■ TASK DIRECTIONS
Copy the listing line for line, starting with the line that contains "What elements are" and going on through the line that contains "379, 832, 678]".

====== THE RECORDS ======

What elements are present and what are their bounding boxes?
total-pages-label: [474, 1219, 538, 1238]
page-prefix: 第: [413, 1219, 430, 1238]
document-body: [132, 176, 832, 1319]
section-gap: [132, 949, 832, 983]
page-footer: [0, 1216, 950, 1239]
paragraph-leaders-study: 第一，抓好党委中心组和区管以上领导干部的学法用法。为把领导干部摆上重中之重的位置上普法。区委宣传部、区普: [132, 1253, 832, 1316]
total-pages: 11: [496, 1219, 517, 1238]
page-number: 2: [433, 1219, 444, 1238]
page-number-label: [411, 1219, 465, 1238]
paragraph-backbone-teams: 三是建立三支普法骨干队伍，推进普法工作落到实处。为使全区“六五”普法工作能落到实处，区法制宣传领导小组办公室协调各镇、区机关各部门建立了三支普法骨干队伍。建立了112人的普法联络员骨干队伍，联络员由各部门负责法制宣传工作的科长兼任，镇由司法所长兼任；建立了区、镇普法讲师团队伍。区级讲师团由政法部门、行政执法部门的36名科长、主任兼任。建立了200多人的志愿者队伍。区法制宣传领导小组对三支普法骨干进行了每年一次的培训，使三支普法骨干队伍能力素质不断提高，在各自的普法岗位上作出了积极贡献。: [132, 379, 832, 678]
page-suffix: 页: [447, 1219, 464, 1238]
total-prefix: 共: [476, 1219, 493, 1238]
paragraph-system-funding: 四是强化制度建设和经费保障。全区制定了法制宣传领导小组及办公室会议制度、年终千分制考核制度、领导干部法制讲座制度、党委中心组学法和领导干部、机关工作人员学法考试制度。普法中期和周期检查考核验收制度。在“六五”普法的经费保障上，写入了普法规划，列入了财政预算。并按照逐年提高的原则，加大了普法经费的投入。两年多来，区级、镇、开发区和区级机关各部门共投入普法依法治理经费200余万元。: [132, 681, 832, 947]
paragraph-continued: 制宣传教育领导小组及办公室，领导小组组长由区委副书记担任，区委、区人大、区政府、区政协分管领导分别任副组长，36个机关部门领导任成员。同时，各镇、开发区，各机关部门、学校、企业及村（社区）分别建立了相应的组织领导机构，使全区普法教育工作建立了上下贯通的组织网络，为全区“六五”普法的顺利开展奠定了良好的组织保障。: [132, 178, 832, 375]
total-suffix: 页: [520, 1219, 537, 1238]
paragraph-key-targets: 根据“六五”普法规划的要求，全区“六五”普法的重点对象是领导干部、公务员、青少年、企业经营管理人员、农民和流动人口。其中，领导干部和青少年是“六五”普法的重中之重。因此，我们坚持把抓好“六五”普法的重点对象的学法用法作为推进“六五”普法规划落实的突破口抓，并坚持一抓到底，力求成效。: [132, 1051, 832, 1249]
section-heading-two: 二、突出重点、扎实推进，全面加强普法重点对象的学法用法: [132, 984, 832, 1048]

======
====== THE RECORDS ======

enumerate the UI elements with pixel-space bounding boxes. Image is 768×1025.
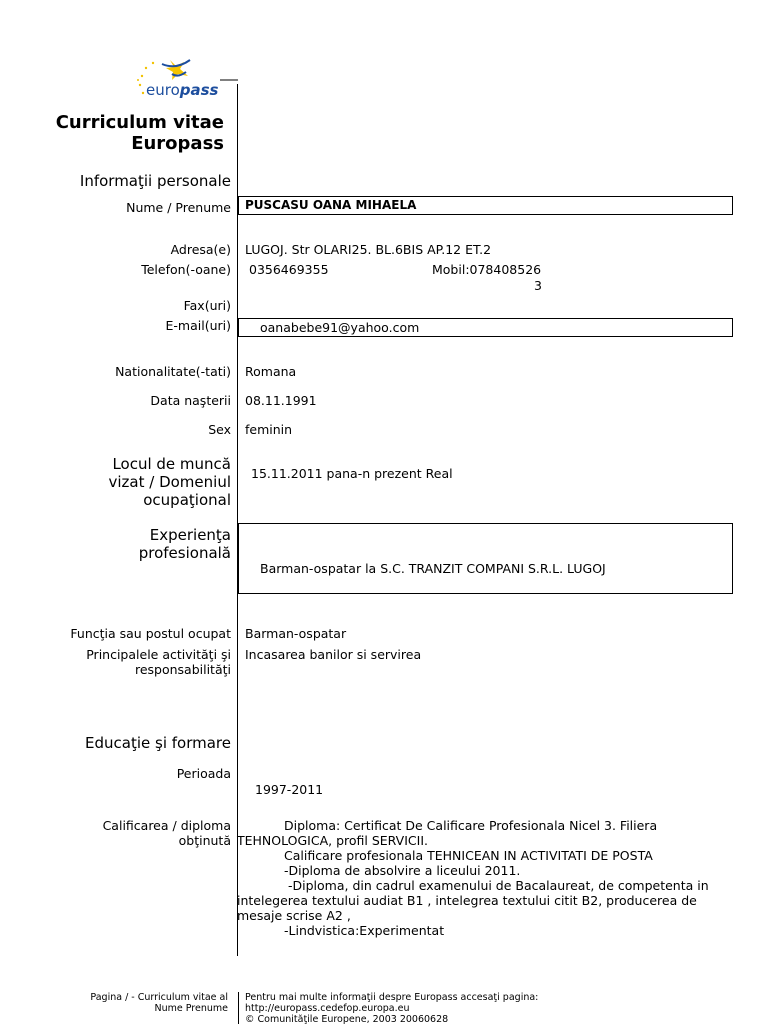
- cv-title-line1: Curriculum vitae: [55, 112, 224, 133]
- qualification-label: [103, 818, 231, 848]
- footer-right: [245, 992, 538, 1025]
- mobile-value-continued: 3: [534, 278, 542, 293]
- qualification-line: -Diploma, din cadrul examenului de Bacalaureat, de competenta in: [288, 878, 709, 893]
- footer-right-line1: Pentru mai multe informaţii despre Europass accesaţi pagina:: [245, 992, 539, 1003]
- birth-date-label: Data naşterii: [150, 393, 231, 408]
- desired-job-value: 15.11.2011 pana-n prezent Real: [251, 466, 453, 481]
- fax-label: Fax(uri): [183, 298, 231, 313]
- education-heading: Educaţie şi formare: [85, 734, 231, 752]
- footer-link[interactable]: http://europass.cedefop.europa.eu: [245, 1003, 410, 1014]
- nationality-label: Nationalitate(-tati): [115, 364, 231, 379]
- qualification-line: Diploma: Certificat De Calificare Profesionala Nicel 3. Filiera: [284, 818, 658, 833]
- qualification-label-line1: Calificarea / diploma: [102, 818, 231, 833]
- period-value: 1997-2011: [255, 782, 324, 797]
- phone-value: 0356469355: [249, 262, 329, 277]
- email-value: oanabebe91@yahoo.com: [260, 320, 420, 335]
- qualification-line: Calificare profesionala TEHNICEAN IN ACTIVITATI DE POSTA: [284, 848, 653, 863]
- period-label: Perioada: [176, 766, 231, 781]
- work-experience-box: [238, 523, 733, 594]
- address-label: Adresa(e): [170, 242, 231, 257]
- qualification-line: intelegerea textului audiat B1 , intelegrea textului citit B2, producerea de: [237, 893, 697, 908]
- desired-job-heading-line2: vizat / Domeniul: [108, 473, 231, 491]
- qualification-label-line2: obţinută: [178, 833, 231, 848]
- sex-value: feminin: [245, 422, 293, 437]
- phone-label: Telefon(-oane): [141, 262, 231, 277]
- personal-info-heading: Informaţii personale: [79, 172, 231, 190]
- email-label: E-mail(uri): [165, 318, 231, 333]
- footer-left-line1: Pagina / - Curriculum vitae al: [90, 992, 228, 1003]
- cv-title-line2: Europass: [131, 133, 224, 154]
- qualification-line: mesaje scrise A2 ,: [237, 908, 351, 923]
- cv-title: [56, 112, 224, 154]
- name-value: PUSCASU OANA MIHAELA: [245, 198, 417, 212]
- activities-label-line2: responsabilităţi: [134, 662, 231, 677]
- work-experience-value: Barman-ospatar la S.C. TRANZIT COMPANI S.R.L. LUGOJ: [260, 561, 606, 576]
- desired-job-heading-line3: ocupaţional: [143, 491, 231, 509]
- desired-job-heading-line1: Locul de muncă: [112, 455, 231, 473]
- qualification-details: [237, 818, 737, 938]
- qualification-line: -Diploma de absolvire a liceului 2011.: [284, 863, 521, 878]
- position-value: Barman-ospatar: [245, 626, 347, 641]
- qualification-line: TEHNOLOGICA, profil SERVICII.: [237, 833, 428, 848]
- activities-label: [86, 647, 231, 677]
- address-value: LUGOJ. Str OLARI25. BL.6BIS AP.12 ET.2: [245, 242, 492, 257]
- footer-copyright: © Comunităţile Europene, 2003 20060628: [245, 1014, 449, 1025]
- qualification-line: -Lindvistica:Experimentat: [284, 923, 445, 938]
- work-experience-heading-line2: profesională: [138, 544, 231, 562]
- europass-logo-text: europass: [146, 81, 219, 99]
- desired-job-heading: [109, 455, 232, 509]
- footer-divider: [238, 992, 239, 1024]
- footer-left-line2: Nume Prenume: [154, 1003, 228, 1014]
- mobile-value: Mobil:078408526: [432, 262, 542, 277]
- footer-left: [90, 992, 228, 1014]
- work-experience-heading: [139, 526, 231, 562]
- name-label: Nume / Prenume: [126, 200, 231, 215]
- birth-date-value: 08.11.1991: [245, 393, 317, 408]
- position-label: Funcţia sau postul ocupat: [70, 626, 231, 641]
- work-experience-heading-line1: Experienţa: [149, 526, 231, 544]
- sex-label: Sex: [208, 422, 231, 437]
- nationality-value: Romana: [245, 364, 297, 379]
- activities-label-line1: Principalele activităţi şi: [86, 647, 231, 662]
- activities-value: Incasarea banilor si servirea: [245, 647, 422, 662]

======
====== THE RECORDS ======

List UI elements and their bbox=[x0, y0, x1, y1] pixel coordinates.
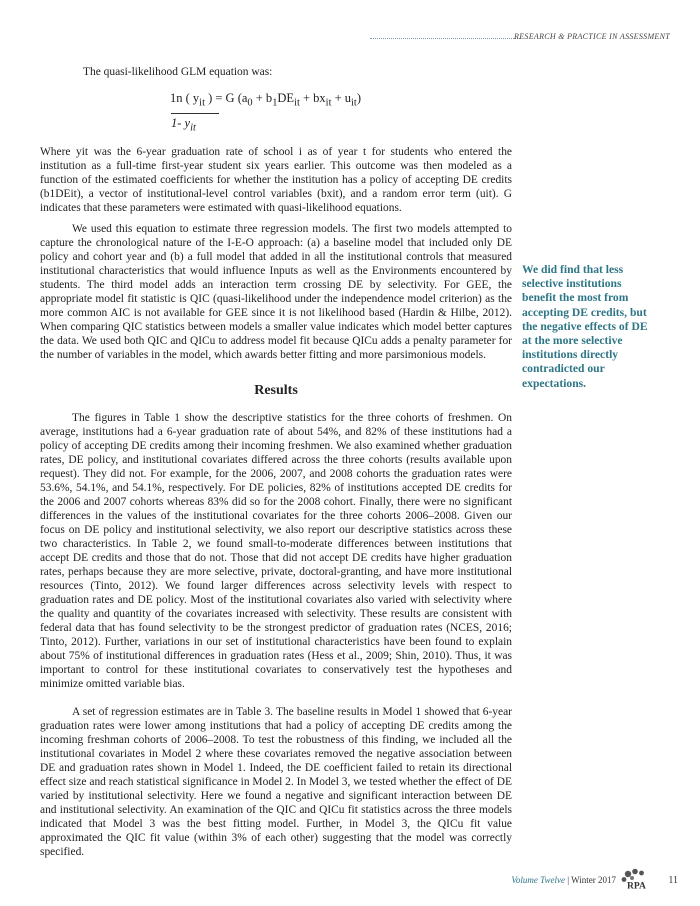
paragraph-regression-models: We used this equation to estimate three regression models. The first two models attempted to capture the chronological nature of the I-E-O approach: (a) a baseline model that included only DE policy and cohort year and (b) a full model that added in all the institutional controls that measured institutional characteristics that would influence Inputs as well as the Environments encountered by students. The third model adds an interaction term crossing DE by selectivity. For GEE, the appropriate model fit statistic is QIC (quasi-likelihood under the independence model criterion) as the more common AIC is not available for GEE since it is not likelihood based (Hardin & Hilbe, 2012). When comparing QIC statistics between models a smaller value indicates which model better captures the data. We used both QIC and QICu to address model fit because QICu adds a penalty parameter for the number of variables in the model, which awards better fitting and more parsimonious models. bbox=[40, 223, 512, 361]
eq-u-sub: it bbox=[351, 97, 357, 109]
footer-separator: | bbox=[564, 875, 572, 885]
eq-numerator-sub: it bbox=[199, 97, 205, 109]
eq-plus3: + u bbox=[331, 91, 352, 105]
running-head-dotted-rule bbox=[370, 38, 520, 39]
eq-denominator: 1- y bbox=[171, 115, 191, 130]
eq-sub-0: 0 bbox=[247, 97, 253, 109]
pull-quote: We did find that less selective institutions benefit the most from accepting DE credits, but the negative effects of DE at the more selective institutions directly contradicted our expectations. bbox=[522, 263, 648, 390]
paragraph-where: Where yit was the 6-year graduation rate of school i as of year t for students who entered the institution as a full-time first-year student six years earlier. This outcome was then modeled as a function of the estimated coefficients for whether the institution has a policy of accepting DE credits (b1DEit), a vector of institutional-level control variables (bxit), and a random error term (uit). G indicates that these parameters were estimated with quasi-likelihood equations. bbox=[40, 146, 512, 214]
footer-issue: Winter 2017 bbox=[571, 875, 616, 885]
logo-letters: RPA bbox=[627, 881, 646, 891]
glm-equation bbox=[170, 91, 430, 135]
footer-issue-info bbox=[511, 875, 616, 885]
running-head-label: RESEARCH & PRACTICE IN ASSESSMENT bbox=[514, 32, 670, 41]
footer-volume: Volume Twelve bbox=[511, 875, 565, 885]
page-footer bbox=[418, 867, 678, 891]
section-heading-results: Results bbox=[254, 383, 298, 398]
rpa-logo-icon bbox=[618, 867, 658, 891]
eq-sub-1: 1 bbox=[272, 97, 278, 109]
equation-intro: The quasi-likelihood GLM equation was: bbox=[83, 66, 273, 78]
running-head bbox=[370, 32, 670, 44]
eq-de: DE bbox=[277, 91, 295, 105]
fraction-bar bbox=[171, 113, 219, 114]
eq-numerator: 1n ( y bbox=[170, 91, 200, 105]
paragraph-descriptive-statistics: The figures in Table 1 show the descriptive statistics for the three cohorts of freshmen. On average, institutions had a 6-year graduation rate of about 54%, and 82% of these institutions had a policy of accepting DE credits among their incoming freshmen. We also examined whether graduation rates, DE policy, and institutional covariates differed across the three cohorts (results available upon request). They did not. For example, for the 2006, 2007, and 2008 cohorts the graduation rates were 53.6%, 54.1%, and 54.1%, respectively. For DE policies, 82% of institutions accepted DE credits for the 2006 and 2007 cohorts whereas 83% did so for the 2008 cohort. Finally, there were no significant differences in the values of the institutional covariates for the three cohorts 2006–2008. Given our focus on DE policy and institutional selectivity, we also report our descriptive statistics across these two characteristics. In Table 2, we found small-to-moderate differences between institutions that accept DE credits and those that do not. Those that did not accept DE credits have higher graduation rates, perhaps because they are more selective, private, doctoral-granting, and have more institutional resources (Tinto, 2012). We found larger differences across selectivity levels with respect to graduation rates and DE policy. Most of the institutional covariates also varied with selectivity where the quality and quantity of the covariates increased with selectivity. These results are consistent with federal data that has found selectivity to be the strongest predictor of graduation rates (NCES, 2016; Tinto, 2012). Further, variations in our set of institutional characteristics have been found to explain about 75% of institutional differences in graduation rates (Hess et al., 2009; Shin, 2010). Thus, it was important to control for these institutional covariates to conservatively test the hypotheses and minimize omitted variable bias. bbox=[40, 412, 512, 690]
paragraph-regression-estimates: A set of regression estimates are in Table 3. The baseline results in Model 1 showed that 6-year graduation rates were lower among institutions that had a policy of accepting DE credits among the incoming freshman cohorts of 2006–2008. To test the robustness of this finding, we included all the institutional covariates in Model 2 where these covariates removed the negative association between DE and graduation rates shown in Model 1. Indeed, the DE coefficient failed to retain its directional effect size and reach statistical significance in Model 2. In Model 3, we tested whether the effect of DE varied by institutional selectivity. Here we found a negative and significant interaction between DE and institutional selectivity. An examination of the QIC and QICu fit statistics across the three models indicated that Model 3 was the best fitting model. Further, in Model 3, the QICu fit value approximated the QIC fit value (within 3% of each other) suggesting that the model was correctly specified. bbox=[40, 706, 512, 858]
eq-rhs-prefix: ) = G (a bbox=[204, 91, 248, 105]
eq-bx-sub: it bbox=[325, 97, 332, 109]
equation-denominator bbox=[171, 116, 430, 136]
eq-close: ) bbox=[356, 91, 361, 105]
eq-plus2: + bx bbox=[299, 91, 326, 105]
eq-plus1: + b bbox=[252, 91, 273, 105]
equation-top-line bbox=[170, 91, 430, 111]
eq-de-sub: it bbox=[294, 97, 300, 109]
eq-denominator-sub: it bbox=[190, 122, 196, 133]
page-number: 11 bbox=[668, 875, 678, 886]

======

■ EXERCISE ANSWER
What elements are present and what are their bounding boxes?
total-pages-label: [474, 1219, 538, 1238]
page-prefix: 第: [413, 1219, 430, 1238]
document-body: [132, 176, 832, 1319]
section-gap: [132, 949, 832, 983]
page-footer: [0, 1216, 950, 1239]
paragraph-leaders-study: 第一，抓好党委中心组和区管以上领导干部的学法用法。为把领导干部摆上重中之重的位置上普法。区委宣传部、区普: [132, 1253, 832, 1316]
total-pages: 11: [496, 1219, 517, 1238]
page-number: 2: [433, 1219, 444, 1238]
page-number-label: [411, 1219, 465, 1238]
paragraph-backbone-teams: 三是建立三支普法骨干队伍，推进普法工作落到实处。为使全区“六五”普法工作能落到实处，区法制宣传领导小组办公室协调各镇、区机关各部门建立了三支普法骨干队伍。建立了112人的普法联络员骨干队伍，联络员由各部门负责法制宣传工作的科长兼任，镇由司法所长兼任；建立了区、镇普法讲师团队伍。区级讲师团由政法部门、行政执法部门的36名科长、主任兼任。建立了200多人的志愿者队伍。区法制宣传领导小组对三支普法骨干进行了每年一次的培训，使三支普法骨干队伍能力素质不断提高，在各自的普法岗位上作出了积极贡献。: [132, 379, 832, 678]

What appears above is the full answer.